§ The task
Write out each line exactly as given. Leave the pictures out of your copy.

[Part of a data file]
───

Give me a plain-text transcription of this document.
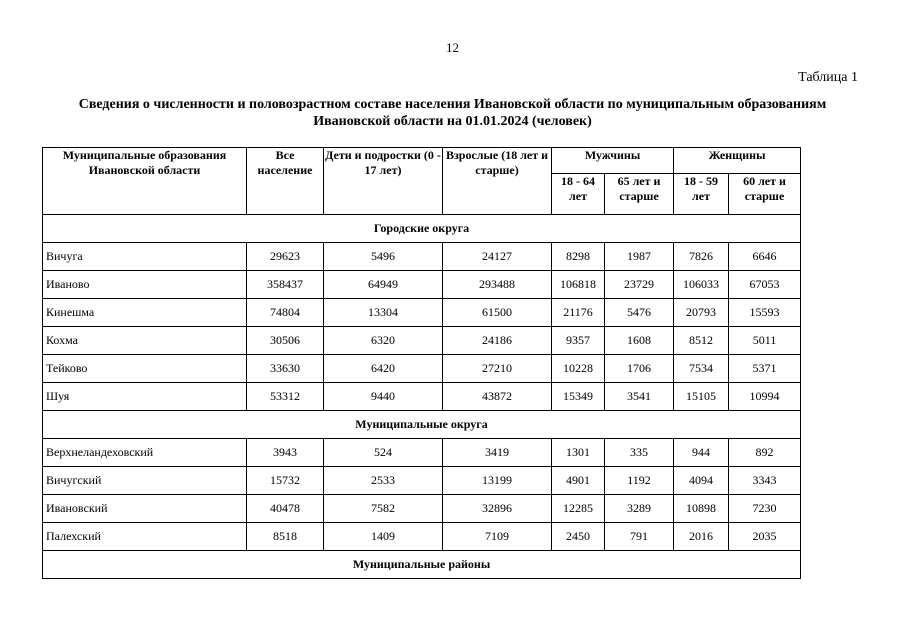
12
Таблица 1
Сведения о численности и половозрастном составе населения Ивановской области по муниципальным образованиям
Ивановской области на 01.01.2024 (человек)
Муниципальные образования Ивановской области	Все население	Дети и подростки (0 - 17 лет)	Взрослые (18 лет и старше)	Мужчины		Женщины	
				18 - 64 лет	65 лет и старше	18 - 59 лет	60 лет и старше
Городские округа							
Вичуга	29623	5496	24127	8298	1987	7826	6646
Иваново	358437	64949	293488	106818	23729	106033	67053
Кинешма	74804	13304	61500	21176	5476	20793	15593
Кохма	30506	6320	24186	9357	1608	8512	5011
Тейково	33630	6420	27210	10228	1706	7534	5371
Шуя	53312	9440	43872	15349	3541	15105	10994
Муниципальные округа							
Верхнеландеховский	3943	524	3419	1301	335	944	892
Вичугский	15732	2533	13199	4901	1192	4094	3343
Ивановский	40478	7582	32896	12285	3289	10898	7230
Палехский	8518	1409	7109	2450	791	2016	2035
Муниципальные районы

───

§ Answer to the task
Give me a plain-text transcription of this document.
12
Таблица 1
Сведения о численности и половозрастном составе населения Ивановской области по муниципальным образованиям
Ивановской области на 01.01.2024 (человек)
Муниципальные образования Ивановской области	Все население	Дети и подростки (0 - 17 лет)	Взрослые (18 лет и старше)	Мужчины		Женщины	
				18 - 64 лет	65 лет и старше	18 - 59 лет	60 лет и старше
Городские округа							
Вичуга	29623	5496	24127	8298	1987	7826	6646
Иваново	358437	64949	293488	106818	23729	106033	67053
Кинешма	74804	13304	61500	21176	5476	20793	15593
Кохма	30506	6320	24186	9357	1608	8512	5011
Тейково	33630	6420	27210	10228	1706	7534	5371
Шуя	53312	9440	43872	15349	3541	15105	10994
Муниципальные округа							
Верхнеландеховский	3943	524	3419	1301	335	944	892
Вичугский	15732	2533	13199	4901	1192	4094	3343
Ивановский	40478	7582	32896	12285	3289	10898	7230
Палехский	8518	1409	7109	2450	791	2016	2035
Муниципальные районы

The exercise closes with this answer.